(Collected data)
----

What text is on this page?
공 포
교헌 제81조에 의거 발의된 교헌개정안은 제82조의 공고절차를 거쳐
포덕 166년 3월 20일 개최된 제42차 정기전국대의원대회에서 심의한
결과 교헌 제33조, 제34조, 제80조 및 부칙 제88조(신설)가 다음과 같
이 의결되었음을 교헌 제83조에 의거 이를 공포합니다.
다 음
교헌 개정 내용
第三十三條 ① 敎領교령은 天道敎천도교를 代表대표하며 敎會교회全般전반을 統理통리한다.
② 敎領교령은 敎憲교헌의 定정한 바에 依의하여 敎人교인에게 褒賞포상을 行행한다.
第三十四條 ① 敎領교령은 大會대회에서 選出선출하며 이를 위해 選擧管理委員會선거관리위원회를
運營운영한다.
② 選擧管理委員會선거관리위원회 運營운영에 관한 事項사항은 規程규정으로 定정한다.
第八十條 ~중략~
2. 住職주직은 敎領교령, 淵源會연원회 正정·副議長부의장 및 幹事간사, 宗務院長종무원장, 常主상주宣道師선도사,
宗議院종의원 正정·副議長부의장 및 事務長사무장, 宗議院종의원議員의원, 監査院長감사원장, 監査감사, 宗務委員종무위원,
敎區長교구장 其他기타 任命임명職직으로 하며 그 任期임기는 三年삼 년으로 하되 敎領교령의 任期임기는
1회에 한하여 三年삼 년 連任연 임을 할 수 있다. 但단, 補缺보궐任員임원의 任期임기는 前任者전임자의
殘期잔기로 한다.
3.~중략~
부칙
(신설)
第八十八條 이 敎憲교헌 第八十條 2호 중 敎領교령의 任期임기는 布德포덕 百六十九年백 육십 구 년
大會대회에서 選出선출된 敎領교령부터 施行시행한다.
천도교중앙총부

----

Exercise objective ▸ Look through the lines above and collect those with the word "敎領교령은".

Full answer ▸
第三十三條 ① 敎領교령은 天道敎천도교를 代表대표하며 敎會교회全般전반을 統理통리한다.
② 敎領교령은 敎憲교헌의 定정한 바에 依의하여 敎人교인에게 褒賞포상을 行행한다.
第三十四條 ① 敎領교령은 大會대회에서 選出선출하며 이를 위해 選擧管理委員會선거관리위원회를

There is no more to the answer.